WORK INSTRUCTIONS:
Transcribe every line of the listing below without any deviation.

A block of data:
▬▬▬▬▬▬▬▬▬▬

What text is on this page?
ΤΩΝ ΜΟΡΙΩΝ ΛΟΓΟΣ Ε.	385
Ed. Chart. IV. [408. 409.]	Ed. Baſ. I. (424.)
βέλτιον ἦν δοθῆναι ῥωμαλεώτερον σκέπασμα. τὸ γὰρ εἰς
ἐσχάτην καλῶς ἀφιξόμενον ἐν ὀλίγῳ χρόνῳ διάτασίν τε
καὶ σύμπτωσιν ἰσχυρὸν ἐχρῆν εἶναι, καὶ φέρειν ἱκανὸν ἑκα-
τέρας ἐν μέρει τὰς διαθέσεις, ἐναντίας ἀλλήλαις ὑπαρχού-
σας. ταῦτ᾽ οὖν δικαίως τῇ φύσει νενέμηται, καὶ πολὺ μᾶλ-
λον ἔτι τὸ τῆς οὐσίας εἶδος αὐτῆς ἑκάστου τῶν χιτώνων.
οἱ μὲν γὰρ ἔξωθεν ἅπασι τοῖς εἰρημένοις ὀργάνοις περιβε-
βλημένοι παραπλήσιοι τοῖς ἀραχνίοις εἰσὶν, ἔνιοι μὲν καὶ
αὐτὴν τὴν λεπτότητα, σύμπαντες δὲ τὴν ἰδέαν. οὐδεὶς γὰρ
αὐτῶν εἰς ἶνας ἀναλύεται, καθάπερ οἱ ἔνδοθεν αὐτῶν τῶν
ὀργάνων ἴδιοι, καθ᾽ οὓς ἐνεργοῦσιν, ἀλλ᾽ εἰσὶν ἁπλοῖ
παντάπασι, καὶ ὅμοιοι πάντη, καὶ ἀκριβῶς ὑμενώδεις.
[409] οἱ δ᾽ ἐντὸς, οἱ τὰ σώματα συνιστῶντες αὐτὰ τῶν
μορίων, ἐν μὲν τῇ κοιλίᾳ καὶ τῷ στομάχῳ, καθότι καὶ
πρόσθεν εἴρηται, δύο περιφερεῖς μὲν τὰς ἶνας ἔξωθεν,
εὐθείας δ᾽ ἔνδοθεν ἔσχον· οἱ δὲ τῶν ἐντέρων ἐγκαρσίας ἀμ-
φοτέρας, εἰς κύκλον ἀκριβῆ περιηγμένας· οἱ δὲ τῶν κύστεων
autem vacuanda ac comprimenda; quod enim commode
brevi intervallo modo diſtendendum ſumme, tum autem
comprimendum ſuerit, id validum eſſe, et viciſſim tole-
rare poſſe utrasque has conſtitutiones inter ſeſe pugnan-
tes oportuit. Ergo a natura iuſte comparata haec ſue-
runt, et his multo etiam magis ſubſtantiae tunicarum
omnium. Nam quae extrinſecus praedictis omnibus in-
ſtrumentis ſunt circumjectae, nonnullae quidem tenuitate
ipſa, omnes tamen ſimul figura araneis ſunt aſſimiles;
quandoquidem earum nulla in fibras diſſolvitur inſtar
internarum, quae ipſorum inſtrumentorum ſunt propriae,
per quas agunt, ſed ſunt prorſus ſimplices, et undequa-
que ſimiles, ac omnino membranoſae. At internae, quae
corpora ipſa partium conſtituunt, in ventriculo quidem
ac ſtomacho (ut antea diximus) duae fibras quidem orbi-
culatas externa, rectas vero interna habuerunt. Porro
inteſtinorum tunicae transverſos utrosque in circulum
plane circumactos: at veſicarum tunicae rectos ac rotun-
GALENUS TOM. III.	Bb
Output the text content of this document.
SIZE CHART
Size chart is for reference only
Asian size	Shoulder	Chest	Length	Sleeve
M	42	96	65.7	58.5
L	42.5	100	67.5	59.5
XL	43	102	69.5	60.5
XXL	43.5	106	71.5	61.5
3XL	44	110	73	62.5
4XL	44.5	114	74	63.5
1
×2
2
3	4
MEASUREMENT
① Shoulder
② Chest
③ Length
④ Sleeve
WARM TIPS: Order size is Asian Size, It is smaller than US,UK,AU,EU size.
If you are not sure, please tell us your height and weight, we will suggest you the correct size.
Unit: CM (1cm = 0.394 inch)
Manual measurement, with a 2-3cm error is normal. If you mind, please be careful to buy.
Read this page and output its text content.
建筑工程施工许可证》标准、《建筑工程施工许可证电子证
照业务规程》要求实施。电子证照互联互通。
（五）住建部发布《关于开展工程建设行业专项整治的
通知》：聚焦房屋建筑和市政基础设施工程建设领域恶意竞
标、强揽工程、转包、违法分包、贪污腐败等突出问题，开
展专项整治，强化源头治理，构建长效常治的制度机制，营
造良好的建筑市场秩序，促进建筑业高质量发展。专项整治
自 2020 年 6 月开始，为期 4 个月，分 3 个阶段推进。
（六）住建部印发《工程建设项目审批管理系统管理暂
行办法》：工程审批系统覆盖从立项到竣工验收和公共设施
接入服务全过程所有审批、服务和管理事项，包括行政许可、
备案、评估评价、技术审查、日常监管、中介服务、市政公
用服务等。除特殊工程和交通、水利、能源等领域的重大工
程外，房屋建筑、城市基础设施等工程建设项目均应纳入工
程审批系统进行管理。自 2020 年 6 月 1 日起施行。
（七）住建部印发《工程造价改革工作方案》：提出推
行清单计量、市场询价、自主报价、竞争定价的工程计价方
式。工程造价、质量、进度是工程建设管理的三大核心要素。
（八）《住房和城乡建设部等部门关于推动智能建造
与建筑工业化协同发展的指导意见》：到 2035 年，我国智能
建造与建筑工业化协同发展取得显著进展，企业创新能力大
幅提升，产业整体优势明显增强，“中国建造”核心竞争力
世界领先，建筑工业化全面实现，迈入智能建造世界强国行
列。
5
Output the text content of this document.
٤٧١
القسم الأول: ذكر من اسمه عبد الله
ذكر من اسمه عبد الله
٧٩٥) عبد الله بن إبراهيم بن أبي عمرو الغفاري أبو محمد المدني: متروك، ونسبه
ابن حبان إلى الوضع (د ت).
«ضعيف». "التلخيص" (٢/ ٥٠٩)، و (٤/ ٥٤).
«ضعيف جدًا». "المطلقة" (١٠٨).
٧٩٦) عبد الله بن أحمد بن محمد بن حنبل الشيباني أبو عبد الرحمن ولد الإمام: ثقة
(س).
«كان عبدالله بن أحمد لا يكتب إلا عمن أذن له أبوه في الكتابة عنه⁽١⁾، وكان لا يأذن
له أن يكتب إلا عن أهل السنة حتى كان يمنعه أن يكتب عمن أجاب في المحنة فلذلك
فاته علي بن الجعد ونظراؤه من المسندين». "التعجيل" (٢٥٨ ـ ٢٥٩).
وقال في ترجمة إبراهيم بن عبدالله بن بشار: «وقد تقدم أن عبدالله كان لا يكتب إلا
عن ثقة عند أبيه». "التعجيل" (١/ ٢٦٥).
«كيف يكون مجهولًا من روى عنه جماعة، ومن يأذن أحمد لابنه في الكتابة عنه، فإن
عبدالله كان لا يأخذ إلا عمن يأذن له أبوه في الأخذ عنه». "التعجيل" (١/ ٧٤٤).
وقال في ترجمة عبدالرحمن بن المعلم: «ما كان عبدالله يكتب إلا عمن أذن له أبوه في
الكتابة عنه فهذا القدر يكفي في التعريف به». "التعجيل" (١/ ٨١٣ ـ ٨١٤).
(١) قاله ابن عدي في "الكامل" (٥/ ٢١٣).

▬▬▬▬▬▬▬▬▬▬

PROBLEM SOLUTION:
What text is on this page?
ΤΩΝ ΜΟΡΙΩΝ ΛΟΓΟΣ Ε.	385
Ed. Chart. IV. [408. 409.]	Ed. Baſ. I. (424.)
βέλτιον ἦν δοθῆναι ῥωμαλεώτερον σκέπασμα. τὸ γὰρ εἰς
ἐσχάτην καλῶς ἀφιξόμενον ἐν ὀλίγῳ χρόνῳ διάτασίν τε
καὶ σύμπτωσιν ἰσχυρὸν ἐχρῆν εἶναι, καὶ φέρειν ἱκανὸν ἑκα-
τέρας ἐν μέρει τὰς διαθέσεις, ἐναντίας ἀλλήλαις ὑπαρχού-
σας. ταῦτ᾽ οὖν δικαίως τῇ φύσει νενέμηται, καὶ πολὺ μᾶλ-
λον ἔτι τὸ τῆς οὐσίας εἶδος αὐτῆς ἑκάστου τῶν χιτώνων.
οἱ μὲν γὰρ ἔξωθεν ἅπασι τοῖς εἰρημένοις ὀργάνοις περιβε-
βλημένοι παραπλήσιοι τοῖς ἀραχνίοις εἰσὶν, ἔνιοι μὲν καὶ
αὐτὴν τὴν λεπτότητα, σύμπαντες δὲ τὴν ἰδέαν. οὐδεὶς γὰρ
αὐτῶν εἰς ἶνας ἀναλύεται, καθάπερ οἱ ἔνδοθεν αὐτῶν τῶν
ὀργάνων ἴδιοι, καθ᾽ οὓς ἐνεργοῦσιν, ἀλλ᾽ εἰσὶν ἁπλοῖ
παντάπασι, καὶ ὅμοιοι πάντη, καὶ ἀκριβῶς ὑμενώδεις.
[409] οἱ δ᾽ ἐντὸς, οἱ τὰ σώματα συνιστῶντες αὐτὰ τῶν
μορίων, ἐν μὲν τῇ κοιλίᾳ καὶ τῷ στομάχῳ, καθότι καὶ
πρόσθεν εἴρηται, δύο περιφερεῖς μὲν τὰς ἶνας ἔξωθεν,
εὐθείας δ᾽ ἔνδοθεν ἔσχον· οἱ δὲ τῶν ἐντέρων ἐγκαρσίας ἀμ-
φοτέρας, εἰς κύκλον ἀκριβῆ περιηγμένας· οἱ δὲ τῶν κύστεων
autem vacuanda ac comprimenda; quod enim commode
brevi intervallo modo diſtendendum ſumme, tum autem
comprimendum ſuerit, id validum eſſe, et viciſſim tole-
rare poſſe utrasque has conſtitutiones inter ſeſe pugnan-
tes oportuit. Ergo a natura iuſte comparata haec ſue-
runt, et his multo etiam magis ſubſtantiae tunicarum
omnium. Nam quae extrinſecus praedictis omnibus in-
ſtrumentis ſunt circumjectae, nonnullae quidem tenuitate
ipſa, omnes tamen ſimul figura araneis ſunt aſſimiles;
quandoquidem earum nulla in fibras diſſolvitur inſtar
internarum, quae ipſorum inſtrumentorum ſunt propriae,
per quas agunt, ſed ſunt prorſus ſimplices, et undequa-
que ſimiles, ac omnino membranoſae. At internae, quae
corpora ipſa partium conſtituunt, in ventriculo quidem
ac ſtomacho (ut antea diximus) duae fibras quidem orbi-
culatas externa, rectas vero interna habuerunt. Porro
inteſtinorum tunicae transverſos utrosque in circulum
plane circumactos: at veſicarum tunicae rectos ac rotun-
GALENUS TOM. III.	Bb
Output the text content of this document.
SIZE CHART
Size chart is for reference only
Asian size	Shoulder	Chest	Length	Sleeve
M	42	96	65.7	58.5
L	42.5	100	67.5	59.5
XL	43	102	69.5	60.5
XXL	43.5	106	71.5	61.5
3XL	44	110	73	62.5
4XL	44.5	114	74	63.5
1
×2
2
3	4
MEASUREMENT
① Shoulder
② Chest
③ Length
④ Sleeve
WARM TIPS: Order size is Asian Size, It is smaller than US,UK,AU,EU size.
If you are not sure, please tell us your height and weight, we will suggest you the correct size.
Unit: CM (1cm = 0.394 inch)
Manual measurement, with a 2-3cm error is normal. If you mind, please be careful to buy.
Read this page and output its text content.
建筑工程施工许可证》标准、《建筑工程施工许可证电子证
照业务规程》要求实施。电子证照互联互通。
（五）住建部发布《关于开展工程建设行业专项整治的
通知》：聚焦房屋建筑和市政基础设施工程建设领域恶意竞
标、强揽工程、转包、违法分包、贪污腐败等突出问题，开
展专项整治，强化源头治理，构建长效常治的制度机制，营
造良好的建筑市场秩序，促进建筑业高质量发展。专项整治
自 2020 年 6 月开始，为期 4 个月，分 3 个阶段推进。
（六）住建部印发《工程建设项目审批管理系统管理暂
行办法》：工程审批系统覆盖从立项到竣工验收和公共设施
接入服务全过程所有审批、服务和管理事项，包括行政许可、
备案、评估评价、技术审查、日常监管、中介服务、市政公
用服务等。除特殊工程和交通、水利、能源等领域的重大工
程外，房屋建筑、城市基础设施等工程建设项目均应纳入工
程审批系统进行管理。自 2020 年 6 月 1 日起施行。
（七）住建部印发《工程造价改革工作方案》：提出推
行清单计量、市场询价、自主报价、竞争定价的工程计价方
式。工程造价、质量、进度是工程建设管理的三大核心要素。
（八）《住房和城乡建设部等部门关于推动智能建造
与建筑工业化协同发展的指导意见》：到 2035 年，我国智能
建造与建筑工业化协同发展取得显著进展，企业创新能力大
幅提升，产业整体优势明显增强，“中国建造”核心竞争力
世界领先，建筑工业化全面实现，迈入智能建造世界强国行
列。
5
Output the text content of this document.
٤٧١
القسم الأول: ذكر من اسمه عبد الله
ذكر من اسمه عبد الله
٧٩٥) عبد الله بن إبراهيم بن أبي عمرو الغفاري أبو محمد المدني: متروك، ونسبه
ابن حبان إلى الوضع (د ت).
«ضعيف». "التلخيص" (٢/ ٥٠٩)، و (٤/ ٥٤).
«ضعيف جدًا». "المطلقة" (١٠٨).
٧٩٦) عبد الله بن أحمد بن محمد بن حنبل الشيباني أبو عبد الرحمن ولد الإمام: ثقة
(س).
«كان عبدالله بن أحمد لا يكتب إلا عمن أذن له أبوه في الكتابة عنه⁽١⁾، وكان لا يأذن
له أن يكتب إلا عن أهل السنة حتى كان يمنعه أن يكتب عمن أجاب في المحنة فلذلك
فاته علي بن الجعد ونظراؤه من المسندين». "التعجيل" (٢٥٨ ـ ٢٥٩).
وقال في ترجمة إبراهيم بن عبدالله بن بشار: «وقد تقدم أن عبدالله كان لا يكتب إلا
عن ثقة عند أبيه». "التعجيل" (١/ ٢٦٥).
«كيف يكون مجهولًا من روى عنه جماعة، ومن يأذن أحمد لابنه في الكتابة عنه، فإن
عبدالله كان لا يأخذ إلا عمن يأذن له أبوه في الأخذ عنه». "التعجيل" (١/ ٧٤٤).
وقال في ترجمة عبدالرحمن بن المعلم: «ما كان عبدالله يكتب إلا عمن أذن له أبوه في
الكتابة عنه فهذا القدر يكفي في التعريف به». "التعجيل" (١/ ٨١٣ ـ ٨١٤).
(١) قاله ابن عدي في "الكامل" (٥/ ٢١٣).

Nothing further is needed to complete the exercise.